## Begin Information given
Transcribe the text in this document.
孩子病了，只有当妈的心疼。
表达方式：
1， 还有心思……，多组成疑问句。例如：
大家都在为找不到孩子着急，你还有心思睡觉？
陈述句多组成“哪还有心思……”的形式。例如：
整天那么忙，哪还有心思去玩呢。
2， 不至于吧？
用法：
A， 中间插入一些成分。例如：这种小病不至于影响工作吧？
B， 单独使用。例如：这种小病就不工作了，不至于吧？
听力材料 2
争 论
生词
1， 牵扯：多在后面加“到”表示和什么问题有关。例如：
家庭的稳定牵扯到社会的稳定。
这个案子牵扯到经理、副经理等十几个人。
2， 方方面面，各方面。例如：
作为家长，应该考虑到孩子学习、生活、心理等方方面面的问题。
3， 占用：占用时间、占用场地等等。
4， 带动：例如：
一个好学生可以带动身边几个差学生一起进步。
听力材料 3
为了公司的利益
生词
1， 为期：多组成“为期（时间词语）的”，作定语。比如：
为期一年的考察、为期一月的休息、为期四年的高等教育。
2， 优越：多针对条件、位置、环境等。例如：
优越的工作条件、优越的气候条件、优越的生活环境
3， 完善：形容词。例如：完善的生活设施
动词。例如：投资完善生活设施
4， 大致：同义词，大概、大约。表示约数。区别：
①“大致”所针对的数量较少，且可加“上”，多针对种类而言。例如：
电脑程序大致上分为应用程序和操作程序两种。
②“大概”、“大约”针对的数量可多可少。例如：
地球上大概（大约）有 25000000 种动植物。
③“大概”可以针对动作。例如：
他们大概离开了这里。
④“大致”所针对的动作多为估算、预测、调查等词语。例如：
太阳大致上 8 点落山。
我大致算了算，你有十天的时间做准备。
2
## End Information given
## Begin Information given
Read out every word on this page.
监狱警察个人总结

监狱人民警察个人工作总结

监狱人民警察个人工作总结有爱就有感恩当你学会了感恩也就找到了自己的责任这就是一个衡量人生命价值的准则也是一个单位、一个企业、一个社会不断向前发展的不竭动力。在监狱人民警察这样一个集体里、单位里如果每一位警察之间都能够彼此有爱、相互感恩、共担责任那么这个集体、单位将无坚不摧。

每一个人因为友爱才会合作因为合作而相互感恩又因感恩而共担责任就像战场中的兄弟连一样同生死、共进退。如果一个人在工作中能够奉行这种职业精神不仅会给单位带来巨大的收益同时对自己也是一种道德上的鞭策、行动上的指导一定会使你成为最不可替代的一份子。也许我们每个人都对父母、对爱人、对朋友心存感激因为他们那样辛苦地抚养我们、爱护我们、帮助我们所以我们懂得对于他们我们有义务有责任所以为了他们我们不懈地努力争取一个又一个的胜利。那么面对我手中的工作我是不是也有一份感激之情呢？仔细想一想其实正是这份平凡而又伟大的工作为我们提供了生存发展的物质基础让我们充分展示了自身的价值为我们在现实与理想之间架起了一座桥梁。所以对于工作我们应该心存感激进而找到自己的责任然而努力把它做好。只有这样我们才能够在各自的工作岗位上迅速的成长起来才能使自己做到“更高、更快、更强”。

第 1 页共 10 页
## End Information given
[Exercise details]:
Report how many lines above hold the string "this", giving nothing but the number.

[Final answer]:
2